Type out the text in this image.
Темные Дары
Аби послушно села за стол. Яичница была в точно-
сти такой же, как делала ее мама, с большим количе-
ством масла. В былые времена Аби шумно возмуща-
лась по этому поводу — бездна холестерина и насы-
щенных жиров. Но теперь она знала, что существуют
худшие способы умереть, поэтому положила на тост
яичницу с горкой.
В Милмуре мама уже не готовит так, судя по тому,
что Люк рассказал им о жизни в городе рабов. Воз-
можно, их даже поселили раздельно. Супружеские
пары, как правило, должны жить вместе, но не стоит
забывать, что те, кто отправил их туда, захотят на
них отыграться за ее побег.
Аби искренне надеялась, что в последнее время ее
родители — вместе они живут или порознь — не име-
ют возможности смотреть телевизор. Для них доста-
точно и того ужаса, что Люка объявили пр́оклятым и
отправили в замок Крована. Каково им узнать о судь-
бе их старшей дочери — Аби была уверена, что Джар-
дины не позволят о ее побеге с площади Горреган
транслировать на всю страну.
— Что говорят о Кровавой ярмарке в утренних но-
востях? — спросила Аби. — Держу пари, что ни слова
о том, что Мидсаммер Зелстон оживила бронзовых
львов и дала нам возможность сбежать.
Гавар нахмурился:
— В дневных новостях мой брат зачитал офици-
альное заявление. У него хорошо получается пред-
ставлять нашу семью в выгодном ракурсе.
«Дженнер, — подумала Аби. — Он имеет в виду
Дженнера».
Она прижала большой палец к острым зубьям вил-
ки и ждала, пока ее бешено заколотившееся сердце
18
----
Prompt →
From the listing above, extract every line exactly as it stands.

Reply →
Type out the text in this image.
Темные Дары
Аби послушно села за стол. Яичница была в точно-
сти такой же, как делала ее мама, с большим количе-
ством масла. В былые времена Аби шумно возмуща-
лась по этому поводу — бездна холестерина и насы-
щенных жиров. Но теперь она знала, что существуют
худшие способы умереть, поэтому положила на тост
яичницу с горкой.
В Милмуре мама уже не готовит так, судя по тому,
что Люк рассказал им о жизни в городе рабов. Воз-
можно, их даже поселили раздельно. Супружеские
пары, как правило, должны жить вместе, но не стоит
забывать, что те, кто отправил их туда, захотят на
них отыграться за ее побег.
Аби искренне надеялась, что в последнее время ее
родители — вместе они живут или порознь — не име-
ют возможности смотреть телевизор. Для них доста-
точно и того ужаса, что Люка объявили пр́оклятым и
отправили в замок Крована. Каково им узнать о судь-
бе их старшей дочери — Аби была уверена, что Джар-
дины не позволят о ее побеге с площади Горреган
транслировать на всю страну.
— Что говорят о Кровавой ярмарке в утренних но-
востях? — спросила Аби. — Держу пари, что ни слова
о том, что Мидсаммер Зелстон оживила бронзовых
львов и дала нам возможность сбежать.
Гавар нахмурился:
— В дневных новостях мой брат зачитал офици-
альное заявление. У него хорошо получается пред-
ставлять нашу семью в выгодном ракурсе.
«Дженнер, — подумала Аби. — Он имеет в виду
Дженнера».
Она прижала большой палец к острым зубьям вил-
ки и ждала, пока ее бешено заколотившееся сердце
18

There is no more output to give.